V4Echo Protocol

V4Echo is a Uniswap V4 hook protocol where every swap on the ETH/V4ECHO pool spawns an ephemeral Ghost ERC-1155 token representing a snapshot of the pool price at that exact block. Ghosts decay over 100–1000 blocks, with the actual expiry derived from a future blockhash so that nobody — including block proposers — can predict it at mint time.

While alive, ghost holders earn a share of all swap fees that pass through their specific price range. When a ghost dies, anyone can call burnGhost() and collect 5% of its accrued fees as a bounty. There is no admin key, no upgrade proxy, no privileged role — the entire lifecycle is enforced by the hook contract.

· · · · · · ·

→ **To-do list**
**A.** According to the V4Echo protocol page, what portion of a dead ghost's accrued fees goes to whoever calls burnGhost()?
**B.** From the V4Echo protocol page, extract everything from "V4Echo is a" down to "at mint time.".
The records after this point are separate material and are not part of the V4Echo protocol page.

→ **Records shown**

· · · · · · ·

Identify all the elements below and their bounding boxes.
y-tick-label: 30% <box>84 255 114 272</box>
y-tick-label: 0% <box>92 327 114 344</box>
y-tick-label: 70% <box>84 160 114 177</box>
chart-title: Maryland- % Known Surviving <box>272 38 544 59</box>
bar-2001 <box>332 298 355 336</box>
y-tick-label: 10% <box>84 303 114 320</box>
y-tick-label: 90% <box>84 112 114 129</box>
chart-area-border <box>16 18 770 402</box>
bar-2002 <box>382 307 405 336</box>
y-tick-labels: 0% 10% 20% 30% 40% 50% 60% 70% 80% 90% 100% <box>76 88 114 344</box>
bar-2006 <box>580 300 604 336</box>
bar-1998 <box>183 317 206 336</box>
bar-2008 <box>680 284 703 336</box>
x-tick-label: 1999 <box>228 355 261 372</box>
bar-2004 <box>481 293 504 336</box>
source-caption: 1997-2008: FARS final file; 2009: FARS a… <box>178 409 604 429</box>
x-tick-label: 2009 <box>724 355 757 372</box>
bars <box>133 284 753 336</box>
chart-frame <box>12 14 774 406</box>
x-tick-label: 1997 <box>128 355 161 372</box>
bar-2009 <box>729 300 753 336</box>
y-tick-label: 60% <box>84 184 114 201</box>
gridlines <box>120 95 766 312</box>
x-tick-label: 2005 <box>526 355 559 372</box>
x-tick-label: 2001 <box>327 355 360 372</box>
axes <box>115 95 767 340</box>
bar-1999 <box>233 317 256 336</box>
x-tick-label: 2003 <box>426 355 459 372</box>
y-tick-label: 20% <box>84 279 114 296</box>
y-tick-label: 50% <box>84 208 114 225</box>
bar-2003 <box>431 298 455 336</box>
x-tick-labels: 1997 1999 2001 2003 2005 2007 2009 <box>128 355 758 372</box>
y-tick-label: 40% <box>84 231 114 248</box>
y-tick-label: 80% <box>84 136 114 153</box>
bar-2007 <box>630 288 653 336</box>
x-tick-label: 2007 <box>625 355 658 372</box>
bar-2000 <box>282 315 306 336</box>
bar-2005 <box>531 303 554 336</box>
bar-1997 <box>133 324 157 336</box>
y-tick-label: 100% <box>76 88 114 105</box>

· · · · · · ·

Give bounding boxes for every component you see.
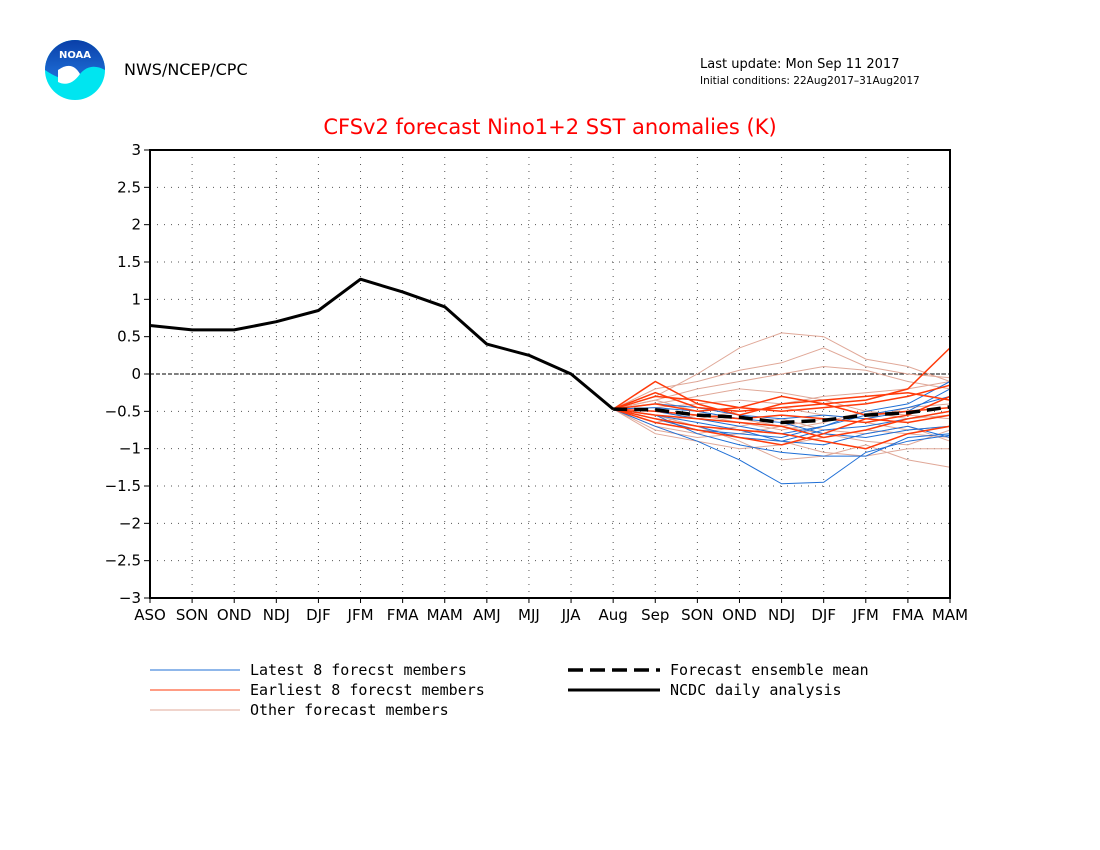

· · · · · · ·

→ **Problem solutions**
**A.** The caller collects 5% of the ghost's accrued fees as a bounty.

**B.**
V4Echo is a Uniswap V4 hook protocol where every swap on the ETH/V4ECHO pool spawns an ephemeral Ghost ERC-1155 token representing a snapshot of the pool price at that exact block. Ghosts decay over 100–1000 blocks, with the actual expiry derived from a future blockhash so that nobody — including block proposers — can predict it at mint time.